== EXERCISE DIRECTIONS ==
Identify the lines that include the word "ylabel", then copy all of them.

== MATERIAL FOR THIS TASK ==
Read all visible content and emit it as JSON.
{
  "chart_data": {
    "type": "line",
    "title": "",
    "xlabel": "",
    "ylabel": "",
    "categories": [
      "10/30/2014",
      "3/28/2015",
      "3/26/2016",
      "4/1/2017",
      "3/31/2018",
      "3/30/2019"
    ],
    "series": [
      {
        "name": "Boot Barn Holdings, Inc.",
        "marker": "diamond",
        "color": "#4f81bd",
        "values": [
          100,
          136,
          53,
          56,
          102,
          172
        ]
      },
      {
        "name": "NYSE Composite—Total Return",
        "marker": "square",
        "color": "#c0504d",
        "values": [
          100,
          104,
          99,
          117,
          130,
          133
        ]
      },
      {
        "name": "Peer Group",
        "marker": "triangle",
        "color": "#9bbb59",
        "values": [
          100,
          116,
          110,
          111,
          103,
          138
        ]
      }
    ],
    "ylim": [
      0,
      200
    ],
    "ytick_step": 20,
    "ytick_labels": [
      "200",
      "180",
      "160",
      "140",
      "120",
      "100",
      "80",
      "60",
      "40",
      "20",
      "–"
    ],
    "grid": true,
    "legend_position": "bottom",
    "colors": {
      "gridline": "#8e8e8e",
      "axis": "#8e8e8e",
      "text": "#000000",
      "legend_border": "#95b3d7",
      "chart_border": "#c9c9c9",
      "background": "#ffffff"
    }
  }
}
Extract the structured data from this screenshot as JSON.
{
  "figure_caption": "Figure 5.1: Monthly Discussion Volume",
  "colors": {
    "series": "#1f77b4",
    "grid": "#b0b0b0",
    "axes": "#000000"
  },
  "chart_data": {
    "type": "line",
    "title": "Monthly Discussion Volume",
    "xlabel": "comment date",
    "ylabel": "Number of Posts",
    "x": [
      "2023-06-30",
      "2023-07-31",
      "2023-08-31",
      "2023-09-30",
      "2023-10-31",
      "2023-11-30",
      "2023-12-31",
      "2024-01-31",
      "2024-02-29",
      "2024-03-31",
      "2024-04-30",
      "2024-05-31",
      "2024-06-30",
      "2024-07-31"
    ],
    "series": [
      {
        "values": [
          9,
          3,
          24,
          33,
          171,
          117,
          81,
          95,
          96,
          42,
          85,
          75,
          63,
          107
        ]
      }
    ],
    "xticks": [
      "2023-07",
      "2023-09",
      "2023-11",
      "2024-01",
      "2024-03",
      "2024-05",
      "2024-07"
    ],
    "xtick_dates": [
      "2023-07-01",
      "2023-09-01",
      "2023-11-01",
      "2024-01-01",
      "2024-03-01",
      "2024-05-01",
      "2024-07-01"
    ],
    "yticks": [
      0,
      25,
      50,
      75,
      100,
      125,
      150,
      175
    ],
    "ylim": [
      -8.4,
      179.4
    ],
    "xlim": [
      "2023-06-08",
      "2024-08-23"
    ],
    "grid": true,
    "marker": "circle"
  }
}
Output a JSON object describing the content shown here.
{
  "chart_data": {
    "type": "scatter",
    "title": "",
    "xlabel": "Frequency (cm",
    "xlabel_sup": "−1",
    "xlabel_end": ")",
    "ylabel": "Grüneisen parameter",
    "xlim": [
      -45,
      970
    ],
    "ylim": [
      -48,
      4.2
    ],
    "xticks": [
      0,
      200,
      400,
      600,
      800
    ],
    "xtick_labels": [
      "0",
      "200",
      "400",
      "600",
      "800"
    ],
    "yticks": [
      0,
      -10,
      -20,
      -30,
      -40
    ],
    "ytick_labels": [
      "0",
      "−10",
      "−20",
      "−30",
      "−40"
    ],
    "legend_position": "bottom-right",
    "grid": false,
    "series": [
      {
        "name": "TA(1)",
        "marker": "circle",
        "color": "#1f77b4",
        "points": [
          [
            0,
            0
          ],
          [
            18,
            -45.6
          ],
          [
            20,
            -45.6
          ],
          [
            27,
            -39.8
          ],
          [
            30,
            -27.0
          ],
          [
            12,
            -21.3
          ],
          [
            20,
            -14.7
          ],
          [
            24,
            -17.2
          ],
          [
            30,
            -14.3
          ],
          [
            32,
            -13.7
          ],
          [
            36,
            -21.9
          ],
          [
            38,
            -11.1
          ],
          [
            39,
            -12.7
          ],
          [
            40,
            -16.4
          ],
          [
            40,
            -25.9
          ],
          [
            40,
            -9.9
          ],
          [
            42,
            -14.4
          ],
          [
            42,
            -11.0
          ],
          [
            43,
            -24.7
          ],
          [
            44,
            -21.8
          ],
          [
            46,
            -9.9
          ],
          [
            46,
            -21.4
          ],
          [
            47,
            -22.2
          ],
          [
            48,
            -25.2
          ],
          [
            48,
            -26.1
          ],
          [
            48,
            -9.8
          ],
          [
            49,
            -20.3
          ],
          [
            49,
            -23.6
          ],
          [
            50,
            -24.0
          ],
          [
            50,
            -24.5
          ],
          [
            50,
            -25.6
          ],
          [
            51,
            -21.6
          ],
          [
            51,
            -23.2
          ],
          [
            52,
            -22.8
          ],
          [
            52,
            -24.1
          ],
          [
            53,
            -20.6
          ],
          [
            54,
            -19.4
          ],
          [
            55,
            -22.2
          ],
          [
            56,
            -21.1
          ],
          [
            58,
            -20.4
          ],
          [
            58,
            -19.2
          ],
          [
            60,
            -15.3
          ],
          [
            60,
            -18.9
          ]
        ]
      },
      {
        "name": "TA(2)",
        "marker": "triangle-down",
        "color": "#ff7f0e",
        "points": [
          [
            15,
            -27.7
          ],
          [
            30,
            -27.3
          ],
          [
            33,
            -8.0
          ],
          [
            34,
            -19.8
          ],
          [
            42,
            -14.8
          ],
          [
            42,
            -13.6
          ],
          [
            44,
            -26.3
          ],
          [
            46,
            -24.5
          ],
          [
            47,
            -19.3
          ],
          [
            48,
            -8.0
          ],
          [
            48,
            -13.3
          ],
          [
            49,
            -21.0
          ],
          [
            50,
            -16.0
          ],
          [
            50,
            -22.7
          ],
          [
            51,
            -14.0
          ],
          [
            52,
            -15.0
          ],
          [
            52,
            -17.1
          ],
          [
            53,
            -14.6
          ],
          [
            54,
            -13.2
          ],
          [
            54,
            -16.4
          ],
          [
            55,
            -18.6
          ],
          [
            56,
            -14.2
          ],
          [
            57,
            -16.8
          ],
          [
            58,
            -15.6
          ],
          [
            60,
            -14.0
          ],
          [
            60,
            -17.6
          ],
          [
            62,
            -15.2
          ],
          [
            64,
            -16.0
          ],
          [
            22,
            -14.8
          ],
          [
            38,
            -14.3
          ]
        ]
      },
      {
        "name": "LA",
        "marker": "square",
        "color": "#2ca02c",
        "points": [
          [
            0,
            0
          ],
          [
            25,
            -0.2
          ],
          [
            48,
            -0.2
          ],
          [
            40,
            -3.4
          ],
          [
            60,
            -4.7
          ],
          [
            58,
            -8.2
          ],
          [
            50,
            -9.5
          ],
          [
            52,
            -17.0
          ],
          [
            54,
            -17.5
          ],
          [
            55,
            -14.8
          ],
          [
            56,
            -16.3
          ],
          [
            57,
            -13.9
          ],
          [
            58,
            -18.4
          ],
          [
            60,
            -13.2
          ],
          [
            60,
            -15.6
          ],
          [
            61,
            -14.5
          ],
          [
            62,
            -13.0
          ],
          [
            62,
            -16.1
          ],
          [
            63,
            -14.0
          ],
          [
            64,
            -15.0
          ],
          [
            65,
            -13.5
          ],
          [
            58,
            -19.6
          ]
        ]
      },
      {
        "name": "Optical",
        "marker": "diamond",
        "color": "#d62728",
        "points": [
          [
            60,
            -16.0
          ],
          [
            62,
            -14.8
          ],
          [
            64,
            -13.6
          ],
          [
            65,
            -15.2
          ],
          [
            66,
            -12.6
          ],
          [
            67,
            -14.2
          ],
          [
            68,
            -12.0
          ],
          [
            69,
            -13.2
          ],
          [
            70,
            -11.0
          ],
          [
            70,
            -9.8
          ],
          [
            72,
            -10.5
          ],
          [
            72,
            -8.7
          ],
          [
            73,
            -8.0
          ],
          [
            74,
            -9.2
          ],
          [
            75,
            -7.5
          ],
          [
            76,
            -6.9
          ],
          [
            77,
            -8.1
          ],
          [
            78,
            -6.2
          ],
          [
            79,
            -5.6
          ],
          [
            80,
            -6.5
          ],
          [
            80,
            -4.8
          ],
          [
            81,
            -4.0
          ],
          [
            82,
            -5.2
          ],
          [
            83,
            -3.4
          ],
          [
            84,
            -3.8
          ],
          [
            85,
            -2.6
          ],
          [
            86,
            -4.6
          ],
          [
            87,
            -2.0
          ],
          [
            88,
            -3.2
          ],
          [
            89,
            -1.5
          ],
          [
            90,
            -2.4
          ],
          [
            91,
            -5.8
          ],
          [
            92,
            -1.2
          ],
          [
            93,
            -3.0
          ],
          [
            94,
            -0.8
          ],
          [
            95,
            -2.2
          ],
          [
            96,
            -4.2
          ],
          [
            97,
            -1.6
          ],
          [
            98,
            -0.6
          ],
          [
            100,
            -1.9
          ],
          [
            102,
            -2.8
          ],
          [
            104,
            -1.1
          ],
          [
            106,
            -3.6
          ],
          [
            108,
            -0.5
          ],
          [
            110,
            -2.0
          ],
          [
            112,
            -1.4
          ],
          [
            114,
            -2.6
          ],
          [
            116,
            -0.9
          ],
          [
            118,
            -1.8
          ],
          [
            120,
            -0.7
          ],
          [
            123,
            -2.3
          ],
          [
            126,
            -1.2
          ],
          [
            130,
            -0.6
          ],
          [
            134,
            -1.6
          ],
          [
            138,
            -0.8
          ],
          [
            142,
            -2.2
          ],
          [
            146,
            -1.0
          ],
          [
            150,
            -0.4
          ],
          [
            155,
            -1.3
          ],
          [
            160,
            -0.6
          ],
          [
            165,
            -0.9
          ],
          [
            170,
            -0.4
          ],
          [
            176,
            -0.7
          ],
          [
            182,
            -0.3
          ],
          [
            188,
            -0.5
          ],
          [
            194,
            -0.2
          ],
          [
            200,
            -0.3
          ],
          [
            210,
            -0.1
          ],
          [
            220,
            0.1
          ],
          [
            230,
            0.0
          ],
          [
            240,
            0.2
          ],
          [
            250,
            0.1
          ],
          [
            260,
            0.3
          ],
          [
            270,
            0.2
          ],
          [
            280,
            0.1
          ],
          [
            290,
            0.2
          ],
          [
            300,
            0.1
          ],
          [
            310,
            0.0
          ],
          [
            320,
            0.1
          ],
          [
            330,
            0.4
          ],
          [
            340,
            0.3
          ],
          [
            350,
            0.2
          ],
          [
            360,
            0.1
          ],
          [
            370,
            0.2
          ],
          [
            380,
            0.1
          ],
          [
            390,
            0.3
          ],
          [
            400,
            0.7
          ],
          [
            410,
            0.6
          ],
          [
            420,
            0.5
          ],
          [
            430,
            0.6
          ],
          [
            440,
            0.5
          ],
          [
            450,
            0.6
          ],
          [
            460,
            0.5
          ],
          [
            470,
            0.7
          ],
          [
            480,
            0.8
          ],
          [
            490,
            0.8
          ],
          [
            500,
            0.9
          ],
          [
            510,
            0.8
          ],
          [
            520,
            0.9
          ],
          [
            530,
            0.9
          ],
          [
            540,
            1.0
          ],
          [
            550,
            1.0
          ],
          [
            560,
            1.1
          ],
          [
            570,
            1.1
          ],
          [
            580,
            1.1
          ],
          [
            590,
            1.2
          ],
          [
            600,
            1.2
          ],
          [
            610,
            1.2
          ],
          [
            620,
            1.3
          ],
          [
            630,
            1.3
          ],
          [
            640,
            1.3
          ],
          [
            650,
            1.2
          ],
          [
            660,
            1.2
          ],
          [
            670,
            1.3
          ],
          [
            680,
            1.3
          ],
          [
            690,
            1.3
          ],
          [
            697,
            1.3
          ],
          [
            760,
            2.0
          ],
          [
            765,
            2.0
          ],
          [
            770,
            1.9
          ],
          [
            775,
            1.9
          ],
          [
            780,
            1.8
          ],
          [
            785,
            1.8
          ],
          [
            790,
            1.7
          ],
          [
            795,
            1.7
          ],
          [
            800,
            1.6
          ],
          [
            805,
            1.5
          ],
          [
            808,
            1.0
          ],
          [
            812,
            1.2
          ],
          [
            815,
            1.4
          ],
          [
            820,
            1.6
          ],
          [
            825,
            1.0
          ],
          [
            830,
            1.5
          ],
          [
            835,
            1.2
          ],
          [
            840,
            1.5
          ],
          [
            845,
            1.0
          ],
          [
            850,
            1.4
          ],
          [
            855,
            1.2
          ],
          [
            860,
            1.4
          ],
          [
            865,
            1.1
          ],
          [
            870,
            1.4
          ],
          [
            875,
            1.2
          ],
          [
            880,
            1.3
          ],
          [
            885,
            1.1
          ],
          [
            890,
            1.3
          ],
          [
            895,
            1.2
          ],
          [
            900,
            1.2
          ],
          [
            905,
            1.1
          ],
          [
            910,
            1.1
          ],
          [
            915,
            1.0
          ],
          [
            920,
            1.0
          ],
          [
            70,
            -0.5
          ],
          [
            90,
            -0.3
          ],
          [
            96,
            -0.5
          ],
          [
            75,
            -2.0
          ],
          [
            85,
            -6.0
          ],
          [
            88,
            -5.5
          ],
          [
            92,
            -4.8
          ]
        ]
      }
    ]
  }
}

== FINISHED TASK ==
    "ylabel": "",
    "ylabel": "Number of Posts",
    "ylabel": "Grüneisen parameter",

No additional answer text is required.